[Dataset items]
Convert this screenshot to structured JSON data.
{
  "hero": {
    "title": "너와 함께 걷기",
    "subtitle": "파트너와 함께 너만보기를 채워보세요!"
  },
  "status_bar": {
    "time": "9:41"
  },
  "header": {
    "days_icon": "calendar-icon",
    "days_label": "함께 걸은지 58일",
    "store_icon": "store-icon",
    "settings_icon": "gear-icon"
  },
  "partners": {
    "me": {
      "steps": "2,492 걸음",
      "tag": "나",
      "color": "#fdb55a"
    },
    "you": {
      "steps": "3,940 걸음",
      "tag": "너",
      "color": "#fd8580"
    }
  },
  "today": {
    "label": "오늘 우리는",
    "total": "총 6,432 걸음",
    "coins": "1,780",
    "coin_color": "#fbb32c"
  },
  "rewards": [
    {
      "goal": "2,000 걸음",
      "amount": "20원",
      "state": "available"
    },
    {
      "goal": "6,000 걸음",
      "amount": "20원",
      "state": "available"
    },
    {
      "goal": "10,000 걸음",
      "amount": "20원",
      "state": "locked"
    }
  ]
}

...

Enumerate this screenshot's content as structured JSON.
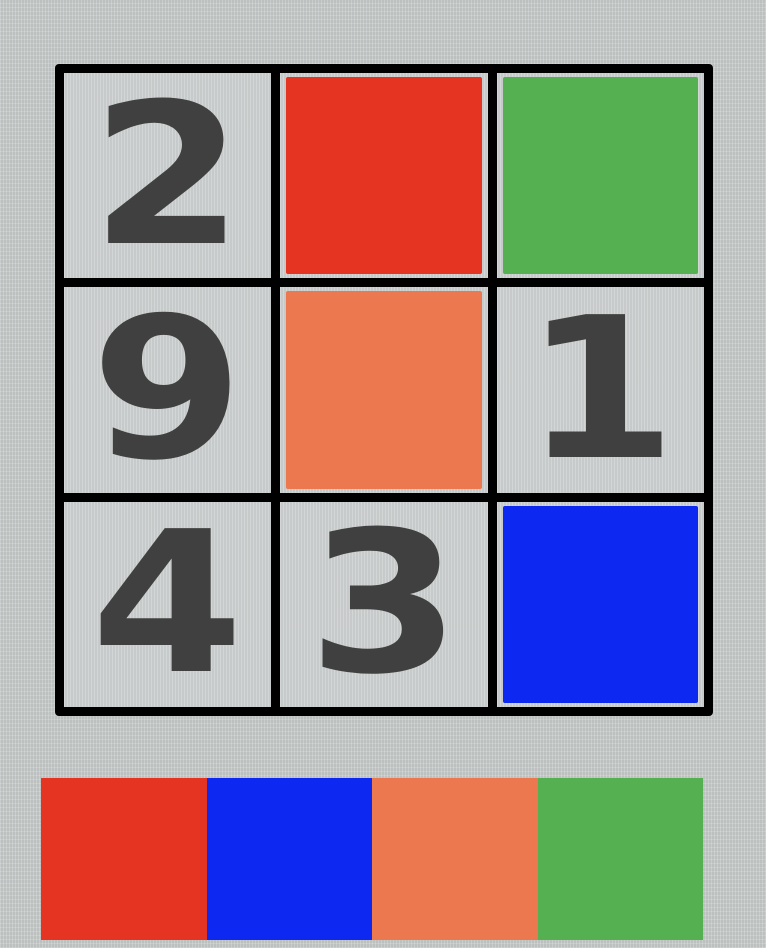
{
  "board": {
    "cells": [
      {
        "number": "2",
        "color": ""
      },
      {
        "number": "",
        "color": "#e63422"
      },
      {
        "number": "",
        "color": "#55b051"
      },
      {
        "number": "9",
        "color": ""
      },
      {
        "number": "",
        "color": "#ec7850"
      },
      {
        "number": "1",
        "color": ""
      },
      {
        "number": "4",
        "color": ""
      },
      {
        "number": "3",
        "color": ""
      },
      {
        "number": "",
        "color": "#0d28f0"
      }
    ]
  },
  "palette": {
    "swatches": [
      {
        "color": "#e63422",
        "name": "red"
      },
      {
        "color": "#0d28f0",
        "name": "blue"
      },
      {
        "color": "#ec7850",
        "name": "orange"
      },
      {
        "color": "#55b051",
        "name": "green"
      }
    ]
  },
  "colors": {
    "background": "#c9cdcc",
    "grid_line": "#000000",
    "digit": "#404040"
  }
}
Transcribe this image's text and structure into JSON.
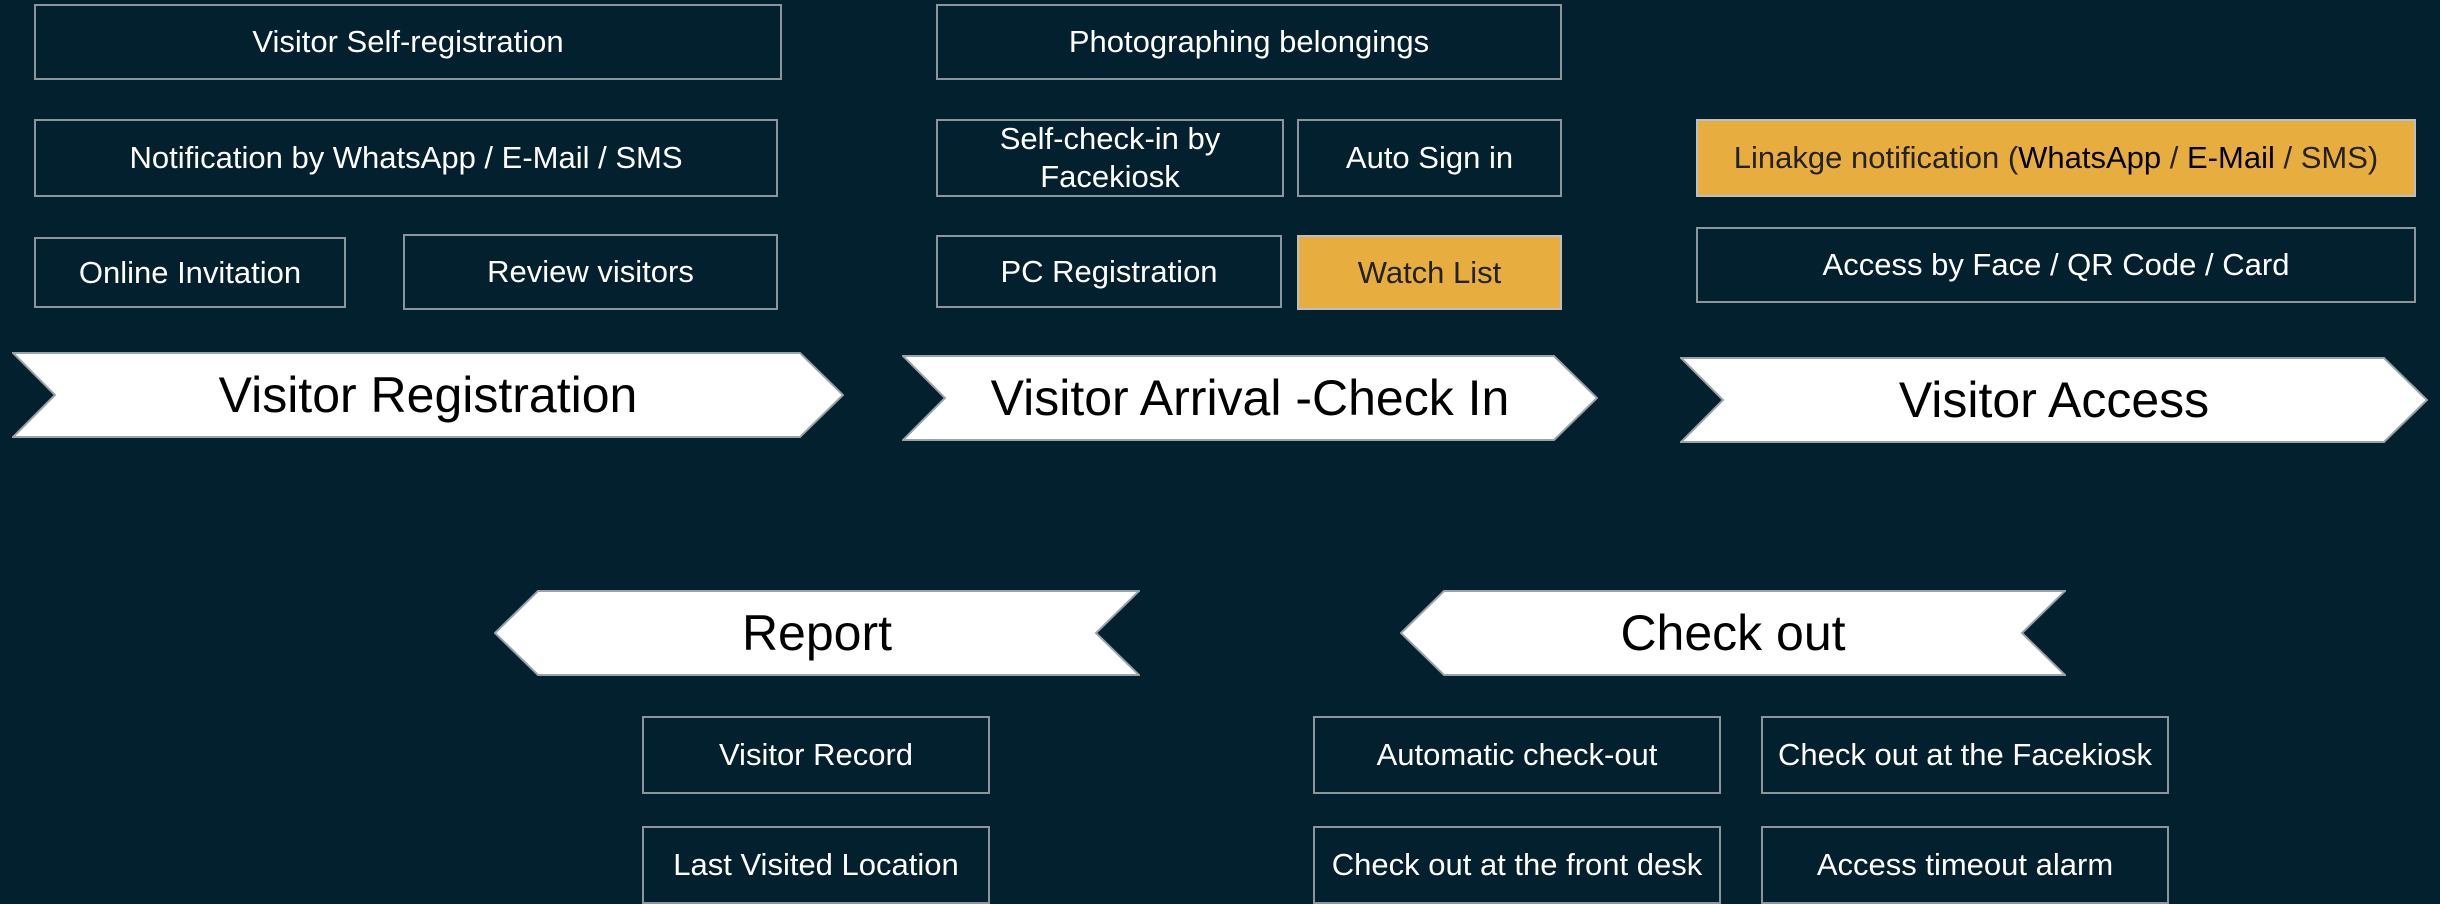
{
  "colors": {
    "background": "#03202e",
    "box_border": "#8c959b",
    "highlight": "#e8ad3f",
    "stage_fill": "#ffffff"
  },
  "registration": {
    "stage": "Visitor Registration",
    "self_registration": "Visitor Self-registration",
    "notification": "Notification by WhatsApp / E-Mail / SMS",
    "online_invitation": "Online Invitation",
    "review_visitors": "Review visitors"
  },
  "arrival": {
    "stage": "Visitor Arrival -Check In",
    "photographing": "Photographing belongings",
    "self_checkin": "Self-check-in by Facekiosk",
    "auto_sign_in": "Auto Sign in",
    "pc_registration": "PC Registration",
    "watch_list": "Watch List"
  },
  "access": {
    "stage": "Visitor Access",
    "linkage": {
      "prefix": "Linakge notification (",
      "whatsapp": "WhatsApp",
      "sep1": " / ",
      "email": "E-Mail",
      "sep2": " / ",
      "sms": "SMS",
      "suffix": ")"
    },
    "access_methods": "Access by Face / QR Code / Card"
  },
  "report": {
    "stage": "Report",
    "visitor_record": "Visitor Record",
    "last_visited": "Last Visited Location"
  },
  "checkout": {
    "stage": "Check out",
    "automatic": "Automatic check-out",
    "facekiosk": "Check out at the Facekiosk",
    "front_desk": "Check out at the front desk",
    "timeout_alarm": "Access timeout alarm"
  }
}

* * *

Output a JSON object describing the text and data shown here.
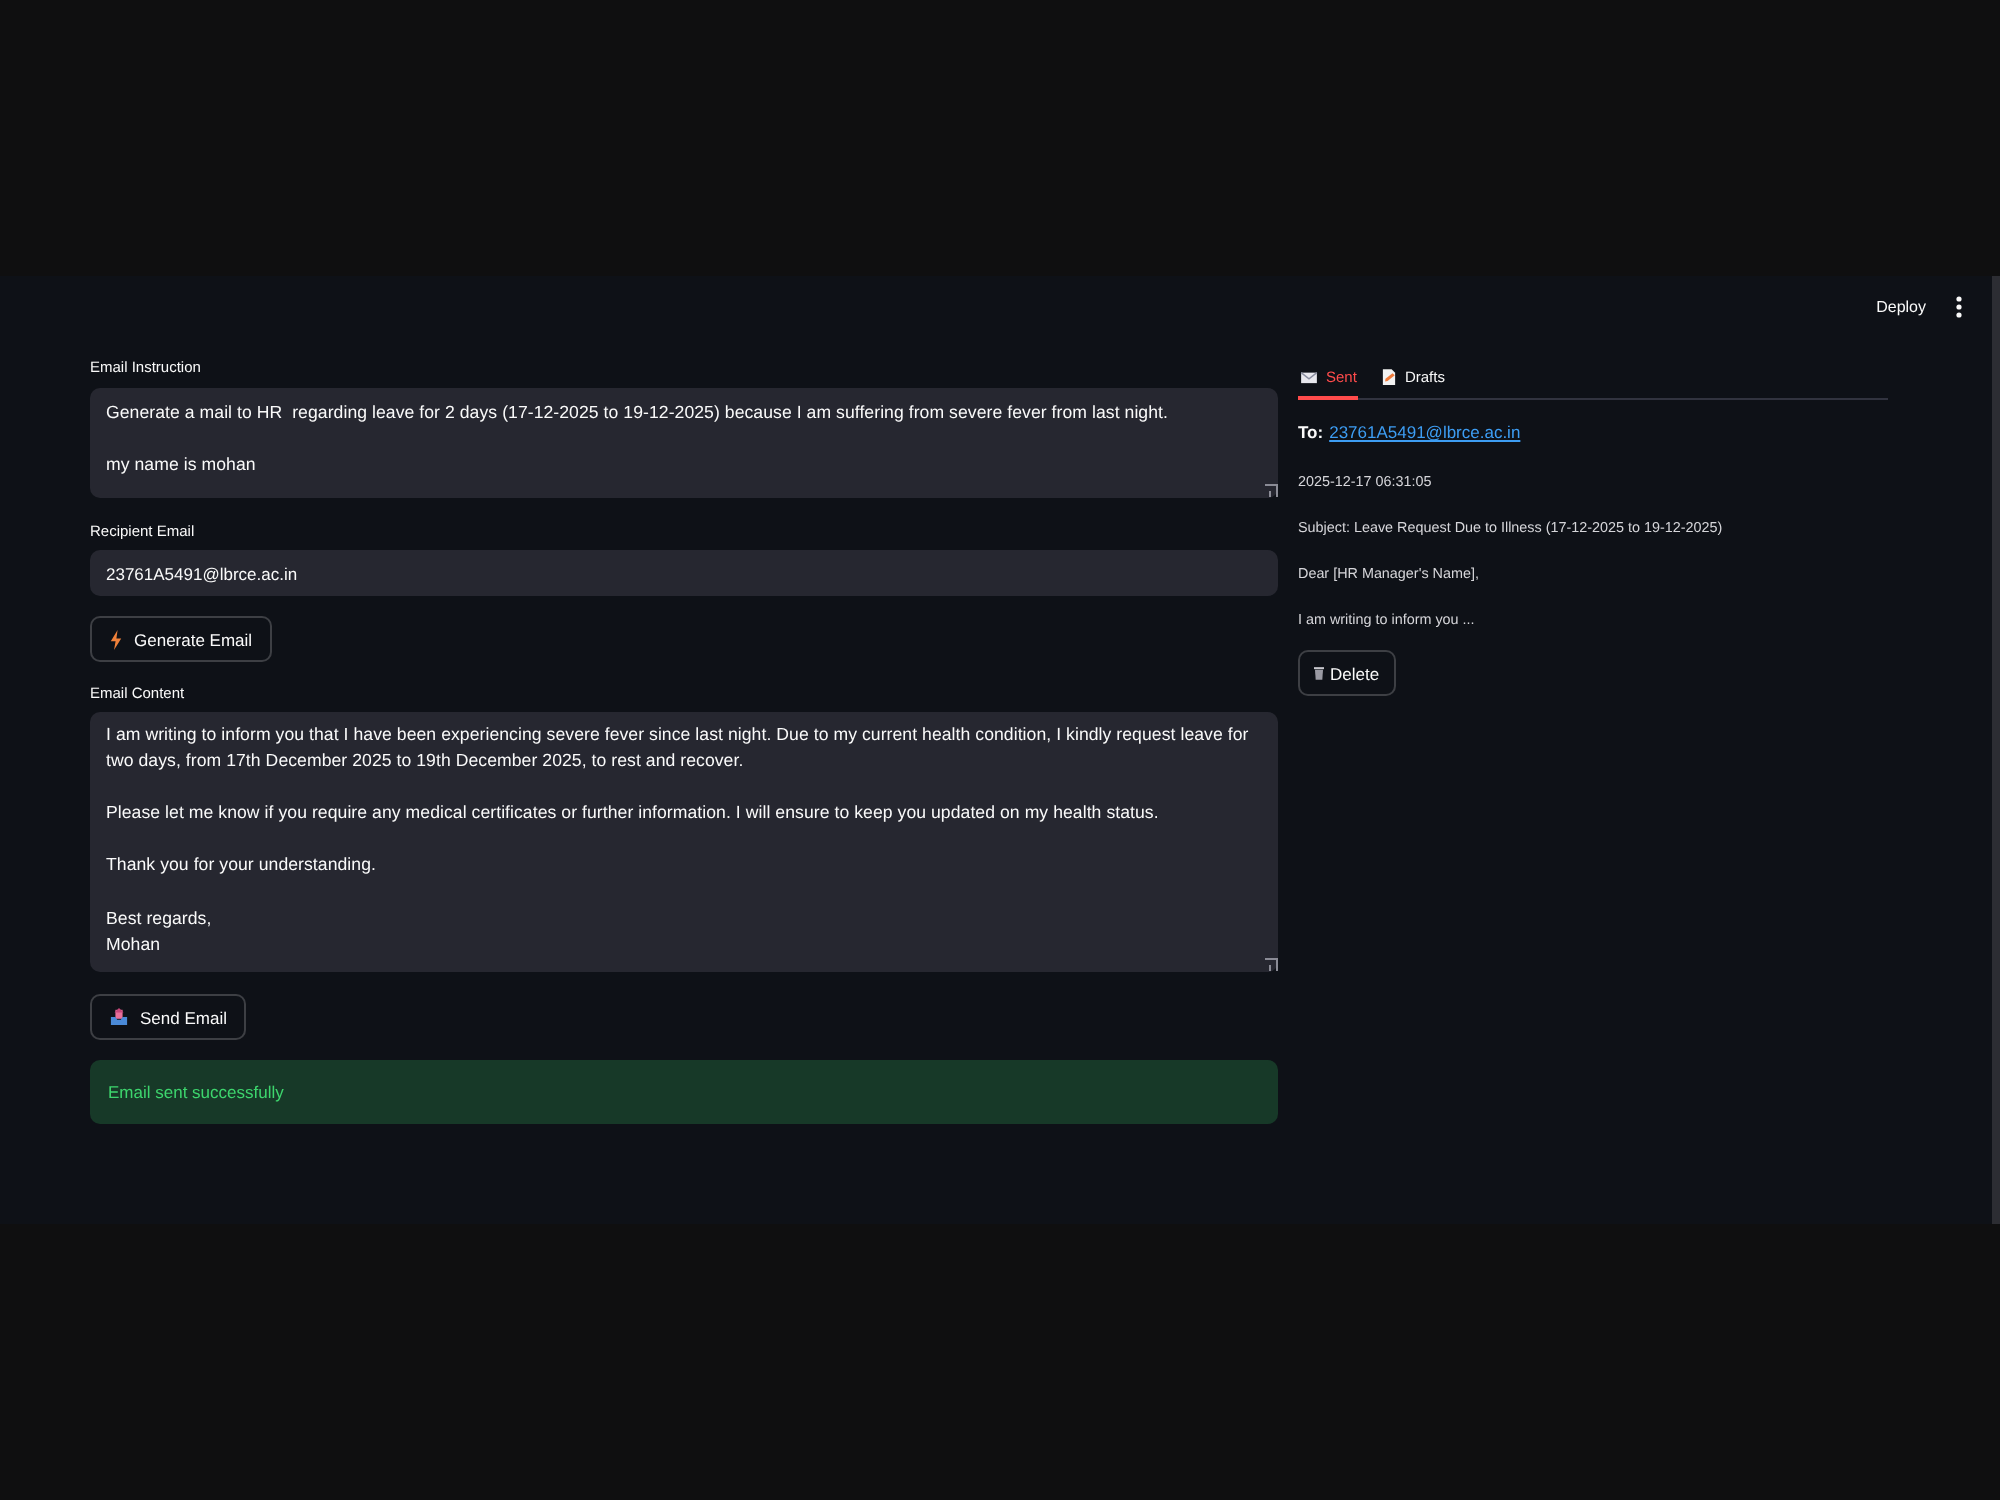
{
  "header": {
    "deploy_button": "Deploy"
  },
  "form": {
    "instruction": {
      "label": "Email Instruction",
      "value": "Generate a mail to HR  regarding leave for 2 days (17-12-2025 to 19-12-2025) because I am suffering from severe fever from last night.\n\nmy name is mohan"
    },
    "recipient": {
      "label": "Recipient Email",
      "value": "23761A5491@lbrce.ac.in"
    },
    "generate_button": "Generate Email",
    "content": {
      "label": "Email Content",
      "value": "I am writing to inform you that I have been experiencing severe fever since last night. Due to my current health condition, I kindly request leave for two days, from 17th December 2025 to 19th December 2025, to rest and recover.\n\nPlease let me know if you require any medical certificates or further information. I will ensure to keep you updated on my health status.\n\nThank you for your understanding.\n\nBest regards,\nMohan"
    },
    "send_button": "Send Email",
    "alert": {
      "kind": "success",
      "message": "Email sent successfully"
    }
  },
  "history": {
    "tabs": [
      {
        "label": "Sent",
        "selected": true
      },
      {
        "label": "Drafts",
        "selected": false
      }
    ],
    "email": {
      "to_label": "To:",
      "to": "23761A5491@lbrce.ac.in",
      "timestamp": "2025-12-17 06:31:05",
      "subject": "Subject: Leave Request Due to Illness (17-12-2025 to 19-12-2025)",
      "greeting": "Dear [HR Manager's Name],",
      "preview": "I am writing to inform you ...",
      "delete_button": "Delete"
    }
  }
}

REQUIRED TASK
Each line above that holds the string "Generate" should be copied and shown.

RESULT OF THE TASK
      "value": "Generate a mail to HR  regarding leave for 2 days (17-12-2025 to 19-12-2025) because I am suffering from severe fever from last night.\n\nmy name is mohan"
    "generate_button": "Generate Email",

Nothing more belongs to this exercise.